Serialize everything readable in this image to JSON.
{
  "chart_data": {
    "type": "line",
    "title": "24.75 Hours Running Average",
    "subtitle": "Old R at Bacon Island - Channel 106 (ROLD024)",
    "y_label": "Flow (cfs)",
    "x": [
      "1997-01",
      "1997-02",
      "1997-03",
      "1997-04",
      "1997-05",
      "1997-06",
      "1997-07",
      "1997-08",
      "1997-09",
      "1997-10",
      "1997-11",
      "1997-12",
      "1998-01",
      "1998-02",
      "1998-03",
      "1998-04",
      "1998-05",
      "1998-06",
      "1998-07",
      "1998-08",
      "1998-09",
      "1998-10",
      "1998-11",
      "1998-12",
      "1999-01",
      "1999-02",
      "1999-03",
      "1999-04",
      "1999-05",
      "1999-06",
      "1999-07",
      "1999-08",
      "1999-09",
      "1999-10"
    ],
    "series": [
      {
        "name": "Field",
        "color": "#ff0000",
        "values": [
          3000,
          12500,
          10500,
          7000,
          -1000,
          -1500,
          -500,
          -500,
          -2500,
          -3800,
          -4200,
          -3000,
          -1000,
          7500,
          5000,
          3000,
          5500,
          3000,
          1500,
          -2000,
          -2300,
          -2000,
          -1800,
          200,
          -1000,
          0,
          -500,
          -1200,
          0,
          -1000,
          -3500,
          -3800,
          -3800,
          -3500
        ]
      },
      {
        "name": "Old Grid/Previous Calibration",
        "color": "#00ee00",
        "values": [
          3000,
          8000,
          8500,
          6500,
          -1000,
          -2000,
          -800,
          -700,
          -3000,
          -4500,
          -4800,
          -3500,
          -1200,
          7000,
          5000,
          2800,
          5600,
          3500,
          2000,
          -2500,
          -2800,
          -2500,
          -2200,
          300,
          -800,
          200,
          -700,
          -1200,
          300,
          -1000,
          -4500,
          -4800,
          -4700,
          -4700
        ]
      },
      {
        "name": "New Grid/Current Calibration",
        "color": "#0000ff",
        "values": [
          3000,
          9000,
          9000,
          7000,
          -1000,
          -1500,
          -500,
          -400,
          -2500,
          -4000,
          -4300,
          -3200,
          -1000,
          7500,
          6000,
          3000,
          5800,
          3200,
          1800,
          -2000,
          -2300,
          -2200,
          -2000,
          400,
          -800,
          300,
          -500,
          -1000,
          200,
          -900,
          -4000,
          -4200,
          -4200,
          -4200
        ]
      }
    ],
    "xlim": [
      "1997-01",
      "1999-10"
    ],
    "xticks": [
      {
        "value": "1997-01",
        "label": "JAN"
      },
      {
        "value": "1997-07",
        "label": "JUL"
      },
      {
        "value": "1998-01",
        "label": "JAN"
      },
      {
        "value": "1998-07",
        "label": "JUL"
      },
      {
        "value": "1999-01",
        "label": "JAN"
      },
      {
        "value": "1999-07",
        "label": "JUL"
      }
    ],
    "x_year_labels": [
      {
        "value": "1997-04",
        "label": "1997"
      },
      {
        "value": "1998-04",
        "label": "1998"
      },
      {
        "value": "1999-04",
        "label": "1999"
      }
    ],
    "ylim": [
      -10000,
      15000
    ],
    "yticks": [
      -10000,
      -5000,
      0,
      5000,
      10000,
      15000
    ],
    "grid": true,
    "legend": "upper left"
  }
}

-=-=-

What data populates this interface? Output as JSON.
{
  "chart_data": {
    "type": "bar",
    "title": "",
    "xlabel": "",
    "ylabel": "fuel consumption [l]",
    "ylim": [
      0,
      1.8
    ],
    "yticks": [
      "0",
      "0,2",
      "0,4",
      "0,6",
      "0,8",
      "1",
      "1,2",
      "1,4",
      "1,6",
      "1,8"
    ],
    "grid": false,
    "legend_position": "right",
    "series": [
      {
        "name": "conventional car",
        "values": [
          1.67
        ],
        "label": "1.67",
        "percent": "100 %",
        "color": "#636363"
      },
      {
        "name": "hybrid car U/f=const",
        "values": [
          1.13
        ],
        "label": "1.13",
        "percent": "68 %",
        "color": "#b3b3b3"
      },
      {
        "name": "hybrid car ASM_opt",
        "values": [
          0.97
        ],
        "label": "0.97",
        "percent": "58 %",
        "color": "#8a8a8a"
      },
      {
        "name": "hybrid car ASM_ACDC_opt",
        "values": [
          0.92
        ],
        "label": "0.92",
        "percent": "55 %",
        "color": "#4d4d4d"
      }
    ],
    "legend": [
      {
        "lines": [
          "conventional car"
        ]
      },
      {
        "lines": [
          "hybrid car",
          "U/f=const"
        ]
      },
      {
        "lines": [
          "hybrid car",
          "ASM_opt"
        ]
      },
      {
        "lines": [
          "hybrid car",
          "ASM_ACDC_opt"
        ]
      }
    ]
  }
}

-=-=-

◆ WRITTEN TASK: Show every line in the entries where the string "name" occurs.

◆ WRITTEN RESPONSE:
        "name": "Field",
        "name": "Old Grid/Previous Calibration",
        "name": "New Grid/Current Calibration",
        "name": "conventional car",
        "name": "hybrid car U/f=const",
        "name": "hybrid car ASM_opt",
        "name": "hybrid car ASM_ACDC_opt",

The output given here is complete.